(GIVEN REQUEST):
In the material below, find all lines with the string "marker" and copy them.

☆ ☆ ☆ ☆

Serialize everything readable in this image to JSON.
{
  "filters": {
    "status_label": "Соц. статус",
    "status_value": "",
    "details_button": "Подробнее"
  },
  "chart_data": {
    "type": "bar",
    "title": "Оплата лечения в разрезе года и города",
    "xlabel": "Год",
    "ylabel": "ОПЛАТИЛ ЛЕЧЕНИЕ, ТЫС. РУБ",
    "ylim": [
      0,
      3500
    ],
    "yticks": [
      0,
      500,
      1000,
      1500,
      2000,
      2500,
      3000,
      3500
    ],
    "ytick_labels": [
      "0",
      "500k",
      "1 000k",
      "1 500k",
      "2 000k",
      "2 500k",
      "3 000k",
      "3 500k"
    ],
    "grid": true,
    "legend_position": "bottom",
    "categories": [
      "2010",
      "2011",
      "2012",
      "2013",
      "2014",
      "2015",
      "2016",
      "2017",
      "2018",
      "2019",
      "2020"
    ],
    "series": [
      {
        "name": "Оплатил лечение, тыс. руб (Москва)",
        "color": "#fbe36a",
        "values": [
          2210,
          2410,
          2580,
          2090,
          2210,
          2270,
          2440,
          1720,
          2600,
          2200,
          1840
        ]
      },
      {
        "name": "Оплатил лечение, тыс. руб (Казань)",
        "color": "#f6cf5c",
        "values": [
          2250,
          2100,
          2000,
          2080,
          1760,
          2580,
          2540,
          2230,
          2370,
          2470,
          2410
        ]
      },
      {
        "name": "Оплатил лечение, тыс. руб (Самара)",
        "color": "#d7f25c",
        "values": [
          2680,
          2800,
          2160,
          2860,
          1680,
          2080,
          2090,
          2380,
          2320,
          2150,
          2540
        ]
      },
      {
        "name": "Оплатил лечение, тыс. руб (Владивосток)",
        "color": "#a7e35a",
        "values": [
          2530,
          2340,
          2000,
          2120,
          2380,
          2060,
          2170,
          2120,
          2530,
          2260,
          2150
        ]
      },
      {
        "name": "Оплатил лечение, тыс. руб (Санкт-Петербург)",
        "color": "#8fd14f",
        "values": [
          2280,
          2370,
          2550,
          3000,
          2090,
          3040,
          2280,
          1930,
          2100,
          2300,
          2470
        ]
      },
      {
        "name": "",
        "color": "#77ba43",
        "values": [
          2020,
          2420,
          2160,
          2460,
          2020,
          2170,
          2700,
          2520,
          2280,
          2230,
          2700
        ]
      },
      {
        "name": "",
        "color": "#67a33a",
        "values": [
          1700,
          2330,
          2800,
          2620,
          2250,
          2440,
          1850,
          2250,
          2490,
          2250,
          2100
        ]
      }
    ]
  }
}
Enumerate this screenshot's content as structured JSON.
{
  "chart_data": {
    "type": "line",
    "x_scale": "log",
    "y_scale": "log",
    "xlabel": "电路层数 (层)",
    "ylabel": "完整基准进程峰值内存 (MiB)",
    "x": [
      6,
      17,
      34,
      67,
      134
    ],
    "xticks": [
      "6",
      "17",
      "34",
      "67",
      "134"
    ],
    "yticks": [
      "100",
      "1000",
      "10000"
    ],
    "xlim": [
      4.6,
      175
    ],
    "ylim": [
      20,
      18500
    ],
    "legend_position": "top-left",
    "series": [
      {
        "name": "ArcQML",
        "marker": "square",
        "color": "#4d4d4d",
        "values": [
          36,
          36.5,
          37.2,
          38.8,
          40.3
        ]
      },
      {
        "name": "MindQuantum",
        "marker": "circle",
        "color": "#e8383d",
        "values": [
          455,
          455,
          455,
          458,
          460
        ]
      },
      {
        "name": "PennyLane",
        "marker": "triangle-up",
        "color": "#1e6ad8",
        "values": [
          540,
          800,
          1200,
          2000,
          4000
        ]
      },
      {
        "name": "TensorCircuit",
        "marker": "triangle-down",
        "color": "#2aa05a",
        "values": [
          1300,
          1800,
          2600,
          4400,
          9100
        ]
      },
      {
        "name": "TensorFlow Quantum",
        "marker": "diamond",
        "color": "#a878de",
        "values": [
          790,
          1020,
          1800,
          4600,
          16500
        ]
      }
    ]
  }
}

☆ ☆ ☆ ☆

(FINISHED ANSWER):
        "marker": "square",
        "marker": "circle",
        "marker": "triangle-up",
        "marker": "triangle-down",
        "marker": "diamond",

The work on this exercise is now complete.